--- Start Data records ---
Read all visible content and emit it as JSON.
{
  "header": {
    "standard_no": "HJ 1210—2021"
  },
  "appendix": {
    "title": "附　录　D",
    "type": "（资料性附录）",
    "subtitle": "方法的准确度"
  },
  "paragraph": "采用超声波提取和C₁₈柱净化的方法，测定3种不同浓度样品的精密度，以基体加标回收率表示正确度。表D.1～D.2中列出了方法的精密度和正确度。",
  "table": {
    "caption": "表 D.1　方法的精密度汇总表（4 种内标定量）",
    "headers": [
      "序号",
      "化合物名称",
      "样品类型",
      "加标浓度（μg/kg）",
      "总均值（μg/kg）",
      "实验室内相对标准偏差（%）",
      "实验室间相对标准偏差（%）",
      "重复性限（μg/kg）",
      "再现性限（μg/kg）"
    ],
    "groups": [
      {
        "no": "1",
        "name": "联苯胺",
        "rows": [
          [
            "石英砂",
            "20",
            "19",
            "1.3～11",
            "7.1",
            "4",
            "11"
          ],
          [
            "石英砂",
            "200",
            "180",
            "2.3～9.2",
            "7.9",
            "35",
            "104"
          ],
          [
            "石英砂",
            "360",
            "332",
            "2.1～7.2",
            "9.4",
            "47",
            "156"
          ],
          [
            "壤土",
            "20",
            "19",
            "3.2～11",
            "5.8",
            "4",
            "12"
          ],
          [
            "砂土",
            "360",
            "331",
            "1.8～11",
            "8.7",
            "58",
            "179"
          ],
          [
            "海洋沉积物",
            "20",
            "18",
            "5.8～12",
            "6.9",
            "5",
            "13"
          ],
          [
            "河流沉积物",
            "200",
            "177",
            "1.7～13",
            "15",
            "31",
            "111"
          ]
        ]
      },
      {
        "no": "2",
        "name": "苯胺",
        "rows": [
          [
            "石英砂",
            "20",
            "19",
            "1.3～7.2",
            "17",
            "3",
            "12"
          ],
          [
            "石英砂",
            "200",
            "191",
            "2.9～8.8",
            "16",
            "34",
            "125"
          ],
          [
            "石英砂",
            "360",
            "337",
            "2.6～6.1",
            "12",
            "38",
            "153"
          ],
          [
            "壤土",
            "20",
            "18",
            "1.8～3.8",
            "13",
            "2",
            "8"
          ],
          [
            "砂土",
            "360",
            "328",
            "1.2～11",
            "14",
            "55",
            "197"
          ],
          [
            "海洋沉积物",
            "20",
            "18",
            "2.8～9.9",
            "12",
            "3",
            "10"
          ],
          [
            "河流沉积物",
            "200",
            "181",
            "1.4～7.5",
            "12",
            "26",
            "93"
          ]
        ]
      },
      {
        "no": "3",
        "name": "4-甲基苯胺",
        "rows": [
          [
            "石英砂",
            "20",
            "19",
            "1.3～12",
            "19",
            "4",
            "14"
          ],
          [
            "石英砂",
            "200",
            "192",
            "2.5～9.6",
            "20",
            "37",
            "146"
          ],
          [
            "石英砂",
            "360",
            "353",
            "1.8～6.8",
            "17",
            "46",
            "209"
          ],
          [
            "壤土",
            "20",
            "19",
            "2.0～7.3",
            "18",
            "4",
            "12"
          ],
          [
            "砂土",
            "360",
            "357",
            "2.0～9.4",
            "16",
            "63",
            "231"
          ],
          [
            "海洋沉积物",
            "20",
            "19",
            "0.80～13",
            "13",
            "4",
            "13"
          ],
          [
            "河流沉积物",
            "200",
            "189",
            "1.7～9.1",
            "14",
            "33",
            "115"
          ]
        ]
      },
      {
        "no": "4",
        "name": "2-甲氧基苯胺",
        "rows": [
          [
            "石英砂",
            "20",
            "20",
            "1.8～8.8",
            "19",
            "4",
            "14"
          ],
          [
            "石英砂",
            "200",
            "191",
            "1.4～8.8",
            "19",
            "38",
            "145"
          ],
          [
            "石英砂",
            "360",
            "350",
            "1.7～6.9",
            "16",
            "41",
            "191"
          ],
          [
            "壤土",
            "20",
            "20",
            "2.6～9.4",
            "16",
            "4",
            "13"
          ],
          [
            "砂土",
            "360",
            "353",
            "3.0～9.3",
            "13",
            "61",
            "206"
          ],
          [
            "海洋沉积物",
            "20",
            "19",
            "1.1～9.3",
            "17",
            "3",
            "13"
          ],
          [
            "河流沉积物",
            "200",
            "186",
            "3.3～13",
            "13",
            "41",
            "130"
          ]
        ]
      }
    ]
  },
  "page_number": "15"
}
--- End Data records ---
Take the listing above and set it down exactly.

Read all visible content and emit it as JSON.
{
  "header": {
    "standard_no": "HJ 1210—2021"
  },
  "appendix": {
    "title": "附　录　D",
    "type": "（资料性附录）",
    "subtitle": "方法的准确度"
  },
  "paragraph": "采用超声波提取和C₁₈柱净化的方法，测定3种不同浓度样品的精密度，以基体加标回收率表示正确度。表D.1～D.2中列出了方法的精密度和正确度。",
  "table": {
    "caption": "表 D.1　方法的精密度汇总表（4 种内标定量）",
    "headers": [
      "序号",
      "化合物名称",
      "样品类型",
      "加标浓度（μg/kg）",
      "总均值（μg/kg）",
      "实验室内相对标准偏差（%）",
      "实验室间相对标准偏差（%）",
      "重复性限（μg/kg）",
      "再现性限（μg/kg）"
    ],
    "groups": [
      {
        "no": "1",
        "name": "联苯胺",
        "rows": [
          [
            "石英砂",
            "20",
            "19",
            "1.3～11",
            "7.1",
            "4",
            "11"
          ],
          [
            "石英砂",
            "200",
            "180",
            "2.3～9.2",
            "7.9",
            "35",
            "104"
          ],
          [
            "石英砂",
            "360",
            "332",
            "2.1～7.2",
            "9.4",
            "47",
            "156"
          ],
          [
            "壤土",
            "20",
            "19",
            "3.2～11",
            "5.8",
            "4",
            "12"
          ],
          [
            "砂土",
            "360",
            "331",
            "1.8～11",
            "8.7",
            "58",
            "179"
          ],
          [
            "海洋沉积物",
            "20",
            "18",
            "5.8～12",
            "6.9",
            "5",
            "13"
          ],
          [
            "河流沉积物",
            "200",
            "177",
            "1.7～13",
            "15",
            "31",
            "111"
          ]
        ]
      },
      {
        "no": "2",
        "name": "苯胺",
        "rows": [
          [
            "石英砂",
            "20",
            "19",
            "1.3～7.2",
            "17",
            "3",
            "12"
          ],
          [
            "石英砂",
            "200",
            "191",
            "2.9～8.8",
            "16",
            "34",
            "125"
          ],
          [
            "石英砂",
            "360",
            "337",
            "2.6～6.1",
            "12",
            "38",
            "153"
          ],
          [
            "壤土",
            "20",
            "18",
            "1.8～3.8",
            "13",
            "2",
            "8"
          ],
          [
            "砂土",
            "360",
            "328",
            "1.2～11",
            "14",
            "55",
            "197"
          ],
          [
            "海洋沉积物",
            "20",
            "18",
            "2.8～9.9",
            "12",
            "3",
            "10"
          ],
          [
            "河流沉积物",
            "200",
            "181",
            "1.4～7.5",
            "12",
            "26",
            "93"
          ]
        ]
      },
      {
        "no": "3",
        "name": "4-甲基苯胺",
        "rows": [
          [
            "石英砂",
            "20",
            "19",
            "1.3～12",
            "19",
            "4",
            "14"
          ],
          [
            "石英砂",
            "200",
            "192",
            "2.5～9.6",
            "20",
            "37",
            "146"
          ],
          [
            "石英砂",
            "360",
            "353",
            "1.8～6.8",
            "17",
            "46",
            "209"
          ],
          [
            "壤土",
            "20",
            "19",
            "2.0～7.3",
            "18",
            "4",
            "12"
          ],
          [
            "砂土",
            "360",
            "357",
            "2.0～9.4",
            "16",
            "63",
            "231"
          ],
          [
            "海洋沉积物",
            "20",
            "19",
            "0.80～13",
            "13",
            "4",
            "13"
          ],
          [
            "河流沉积物",
            "200",
            "189",
            "1.7～9.1",
            "14",
            "33",
            "115"
          ]
        ]
      },
      {
        "no": "4",
        "name": "2-甲氧基苯胺",
        "rows": [
          [
            "石英砂",
            "20",
            "20",
            "1.8～8.8",
            "19",
            "4",
            "14"
          ],
          [
            "石英砂",
            "200",
            "191",
            "1.4～8.8",
            "19",
            "38",
            "145"
          ],
          [
            "石英砂",
            "360",
            "350",
            "1.7～6.9",
            "16",
            "41",
            "191"
          ],
          [
            "壤土",
            "20",
            "20",
            "2.6～9.4",
            "16",
            "4",
            "13"
          ],
          [
            "砂土",
            "360",
            "353",
            "3.0～9.3",
            "13",
            "61",
            "206"
          ],
          [
            "海洋沉积物",
            "20",
            "19",
            "1.1～9.3",
            "17",
            "3",
            "13"
          ],
          [
            "河流沉积物",
            "200",
            "186",
            "3.3～13",
            "13",
            "41",
            "130"
          ]
        ]
      }
    ]
  },
  "page_number": "15"
}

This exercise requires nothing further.